Written problem —
Your task is to retype each line of the data below exactly.

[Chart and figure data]
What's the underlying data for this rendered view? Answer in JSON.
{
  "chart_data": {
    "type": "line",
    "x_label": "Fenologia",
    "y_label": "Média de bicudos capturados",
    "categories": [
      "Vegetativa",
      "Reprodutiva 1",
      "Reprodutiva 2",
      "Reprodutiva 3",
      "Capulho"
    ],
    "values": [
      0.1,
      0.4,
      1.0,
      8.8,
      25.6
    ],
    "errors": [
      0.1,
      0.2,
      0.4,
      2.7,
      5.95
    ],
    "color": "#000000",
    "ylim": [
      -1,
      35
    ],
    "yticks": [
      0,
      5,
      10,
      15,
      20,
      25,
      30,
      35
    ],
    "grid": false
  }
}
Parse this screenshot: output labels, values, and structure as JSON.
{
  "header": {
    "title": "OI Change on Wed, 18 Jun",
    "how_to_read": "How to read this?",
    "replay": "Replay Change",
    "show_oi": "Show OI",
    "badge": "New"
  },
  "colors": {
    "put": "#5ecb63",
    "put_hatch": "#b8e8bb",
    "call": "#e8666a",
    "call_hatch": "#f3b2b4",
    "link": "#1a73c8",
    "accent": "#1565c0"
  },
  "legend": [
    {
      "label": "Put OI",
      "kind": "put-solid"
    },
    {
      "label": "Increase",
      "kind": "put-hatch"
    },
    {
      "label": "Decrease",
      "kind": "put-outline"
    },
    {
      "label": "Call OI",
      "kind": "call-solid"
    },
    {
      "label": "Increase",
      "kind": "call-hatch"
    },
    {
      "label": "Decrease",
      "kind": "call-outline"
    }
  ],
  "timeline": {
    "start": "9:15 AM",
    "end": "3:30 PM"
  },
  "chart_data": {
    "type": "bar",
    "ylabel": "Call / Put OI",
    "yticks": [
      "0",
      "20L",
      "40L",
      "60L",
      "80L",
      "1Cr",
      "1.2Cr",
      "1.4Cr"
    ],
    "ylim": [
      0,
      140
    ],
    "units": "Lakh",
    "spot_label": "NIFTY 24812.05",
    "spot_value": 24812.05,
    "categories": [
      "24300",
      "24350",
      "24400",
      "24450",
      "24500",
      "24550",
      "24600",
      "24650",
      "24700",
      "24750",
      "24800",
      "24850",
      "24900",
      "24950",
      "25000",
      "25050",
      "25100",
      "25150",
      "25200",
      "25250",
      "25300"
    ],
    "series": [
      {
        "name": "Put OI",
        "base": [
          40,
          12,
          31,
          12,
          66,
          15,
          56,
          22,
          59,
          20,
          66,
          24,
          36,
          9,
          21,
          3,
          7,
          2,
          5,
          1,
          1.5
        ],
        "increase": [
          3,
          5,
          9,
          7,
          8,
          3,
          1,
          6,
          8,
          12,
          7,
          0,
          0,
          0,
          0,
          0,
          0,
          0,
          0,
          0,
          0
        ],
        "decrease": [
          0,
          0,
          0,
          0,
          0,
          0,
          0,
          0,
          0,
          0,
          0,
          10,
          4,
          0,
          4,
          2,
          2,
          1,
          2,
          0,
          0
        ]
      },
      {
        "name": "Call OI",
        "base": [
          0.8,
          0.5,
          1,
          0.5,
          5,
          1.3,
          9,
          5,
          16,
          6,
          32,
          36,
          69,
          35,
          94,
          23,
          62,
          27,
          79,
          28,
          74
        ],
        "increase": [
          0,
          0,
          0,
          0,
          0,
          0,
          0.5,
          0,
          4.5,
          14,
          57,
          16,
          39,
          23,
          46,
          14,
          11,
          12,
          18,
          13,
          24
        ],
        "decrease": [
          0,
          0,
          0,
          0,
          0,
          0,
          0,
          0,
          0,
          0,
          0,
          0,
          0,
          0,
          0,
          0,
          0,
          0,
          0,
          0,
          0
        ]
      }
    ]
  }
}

Finished exercise —
What's the underlying data for this rendered view? Answer in JSON.
{
  "chart_data": {
    "type": "line",
    "x_label": "Fenologia",
    "y_label": "Média de bicudos capturados",
    "categories": [
      "Vegetativa",
      "Reprodutiva 1",
      "Reprodutiva 2",
      "Reprodutiva 3",
      "Capulho"
    ],
    "values": [
      0.1,
      0.4,
      1.0,
      8.8,
      25.6
    ],
    "errors": [
      0.1,
      0.2,
      0.4,
      2.7,
      5.95
    ],
    "color": "#000000",
    "ylim": [
      -1,
      35
    ],
    "yticks": [
      0,
      5,
      10,
      15,
      20,
      25,
      30,
      35
    ],
    "grid": false
  }
}
Parse this screenshot: output labels, values, and structure as JSON.
{
  "header": {
    "title": "OI Change on Wed, 18 Jun",
    "how_to_read": "How to read this?",
    "replay": "Replay Change",
    "show_oi": "Show OI",
    "badge": "New"
  },
  "colors": {
    "put": "#5ecb63",
    "put_hatch": "#b8e8bb",
    "call": "#e8666a",
    "call_hatch": "#f3b2b4",
    "link": "#1a73c8",
    "accent": "#1565c0"
  },
  "legend": [
    {
      "label": "Put OI",
      "kind": "put-solid"
    },
    {
      "label": "Increase",
      "kind": "put-hatch"
    },
    {
      "label": "Decrease",
      "kind": "put-outline"
    },
    {
      "label": "Call OI",
      "kind": "call-solid"
    },
    {
      "label": "Increase",
      "kind": "call-hatch"
    },
    {
      "label": "Decrease",
      "kind": "call-outline"
    }
  ],
  "timeline": {
    "start": "9:15 AM",
    "end": "3:30 PM"
  },
  "chart_data": {
    "type": "bar",
    "ylabel": "Call / Put OI",
    "yticks": [
      "0",
      "20L",
      "40L",
      "60L",
      "80L",
      "1Cr",
      "1.2Cr",
      "1.4Cr"
    ],
    "ylim": [
      0,
      140
    ],
    "units": "Lakh",
    "spot_label": "NIFTY 24812.05",
    "spot_value": 24812.05,
    "categories": [
      "24300",
      "24350",
      "24400",
      "24450",
      "24500",
      "24550",
      "24600",
      "24650",
      "24700",
      "24750",
      "24800",
      "24850",
      "24900",
      "24950",
      "25000",
      "25050",
      "25100",
      "25150",
      "25200",
      "25250",
      "25300"
    ],
    "series": [
      {
        "name": "Put OI",
        "base": [
          40,
          12,
          31,
          12,
          66,
          15,
          56,
          22,
          59,
          20,
          66,
          24,
          36,
          9,
          21,
          3,
          7,
          2,
          5,
          1,
          1.5
        ],
        "increase": [
          3,
          5,
          9,
          7,
          8,
          3,
          1,
          6,
          8,
          12,
          7,
          0,
          0,
          0,
          0,
          0,
          0,
          0,
          0,
          0,
          0
        ],
        "decrease": [
          0,
          0,
          0,
          0,
          0,
          0,
          0,
          0,
          0,
          0,
          0,
          10,
          4,
          0,
          4,
          2,
          2,
          1,
          2,
          0,
          0
        ]
      },
      {
        "name": "Call OI",
        "base": [
          0.8,
          0.5,
          1,
          0.5,
          5,
          1.3,
          9,
          5,
          16,
          6,
          32,
          36,
          69,
          35,
          94,
          23,
          62,
          27,
          79,
          28,
          74
        ],
        "increase": [
          0,
          0,
          0,
          0,
          0,
          0,
          0.5,
          0,
          4.5,
          14,
          57,
          16,
          39,
          23,
          46,
          14,
          11,
          12,
          18,
          13,
          24
        ],
        "decrease": [
          0,
          0,
          0,
          0,
          0,
          0,
          0,
          0,
          0,
          0,
          0,
          0,
          0,
          0,
          0,
          0,
          0,
          0,
          0,
          0,
          0
        ]
      }
    ]
  }
}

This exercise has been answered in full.